Data records:
# # # # #

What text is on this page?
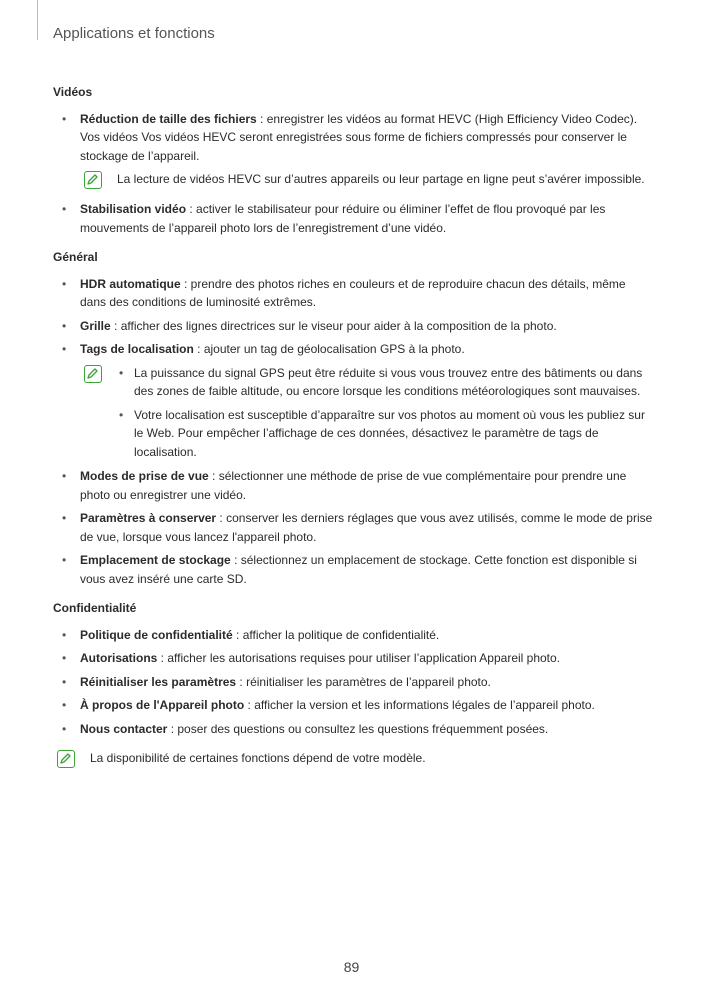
Applications et fonctions
Vidéos
• Réduction de taille des fichiers : enregistrer les vidéos au format HEVC (High Efficiency Video Codec). Vos vidéos Vos vidéos HEVC seront enregistrées sous forme de fichiers compressés pour conserver le stockage de l’appareil.
La lecture de vidéos HEVC sur d’autres appareils ou leur partage en ligne peut s’avérer impossible.
• Stabilisation vidéo : activer le stabilisateur pour réduire ou éliminer l’effet de flou provoqué par les mouvements de l’appareil photo lors de l’enregistrement d’une vidéo.
Général
• HDR automatique : prendre des photos riches en couleurs et de reproduire chacun des détails, même dans des conditions de luminosité extrêmes.
• Grille : afficher des lignes directrices sur le viseur pour aider à la composition de la photo.
• Tags de localisation : ajouter un tag de géolocalisation GPS à la photo.
• La puissance du signal GPS peut être réduite si vous vous trouvez entre des bâtiments ou dans des zones de faible altitude, ou encore lorsque les conditions météorologiques sont mauvaises.
• Votre localisation est susceptible d’apparaître sur vos photos au moment où vous les publiez sur le Web. Pour empêcher l’affichage de ces données, désactivez le paramètre de tags de localisation.
• Modes de prise de vue : sélectionner une méthode de prise de vue complémentaire pour prendre une photo ou enregistrer une vidéo.
• Paramètres à conserver : conserver les derniers réglages que vous avez utilisés, comme le mode de prise de vue, lorsque vous lancez l'appareil photo.
• Emplacement de stockage : sélectionnez un emplacement de stockage. Cette fonction est disponible si vous avez inséré une carte SD.
Confidentialité
• Politique de confidentialité : afficher la politique de confidentialité.
• Autorisations : afficher les autorisations requises pour utiliser l’application Appareil photo.
• Réinitialiser les paramètres : réinitialiser les paramètres de l’appareil photo.
• À propos de l'Appareil photo : afficher la version et les informations légales de l’appareil photo.
• Nous contacter : poser des questions ou consultez les questions fréquemment posées.
La disponibilité de certaines fonctions dépend de votre modèle.
89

# # # # #

What the task requires:
Images in the data above are to be skipped. Retype all other material exactly.

Response:
What text is on this page?
Applications et fonctions
Vidéos
• Réduction de taille des fichiers : enregistrer les vidéos au format HEVC (High Efficiency Video Codec). Vos vidéos Vos vidéos HEVC seront enregistrées sous forme de fichiers compressés pour conserver le stockage de l’appareil.
La lecture de vidéos HEVC sur d’autres appareils ou leur partage en ligne peut s’avérer impossible.
• Stabilisation vidéo : activer le stabilisateur pour réduire ou éliminer l’effet de flou provoqué par les mouvements de l’appareil photo lors de l’enregistrement d’une vidéo.
Général
• HDR automatique : prendre des photos riches en couleurs et de reproduire chacun des détails, même dans des conditions de luminosité extrêmes.
• Grille : afficher des lignes directrices sur le viseur pour aider à la composition de la photo.
• Tags de localisation : ajouter un tag de géolocalisation GPS à la photo.
• La puissance du signal GPS peut être réduite si vous vous trouvez entre des bâtiments ou dans des zones de faible altitude, ou encore lorsque les conditions météorologiques sont mauvaises.
• Votre localisation est susceptible d’apparaître sur vos photos au moment où vous les publiez sur le Web. Pour empêcher l’affichage de ces données, désactivez le paramètre de tags de localisation.
• Modes de prise de vue : sélectionner une méthode de prise de vue complémentaire pour prendre une photo ou enregistrer une vidéo.
• Paramètres à conserver : conserver les derniers réglages que vous avez utilisés, comme le mode de prise de vue, lorsque vous lancez l'appareil photo.
• Emplacement de stockage : sélectionnez un emplacement de stockage. Cette fonction est disponible si vous avez inséré une carte SD.
Confidentialité
• Politique de confidentialité : afficher la politique de confidentialité.
• Autorisations : afficher les autorisations requises pour utiliser l’application Appareil photo.
• Réinitialiser les paramètres : réinitialiser les paramètres de l’appareil photo.
• À propos de l'Appareil photo : afficher la version et les informations légales de l’appareil photo.
• Nous contacter : poser des questions ou consultez les questions fréquemment posées.
La disponibilité de certaines fonctions dépend de votre modèle.
89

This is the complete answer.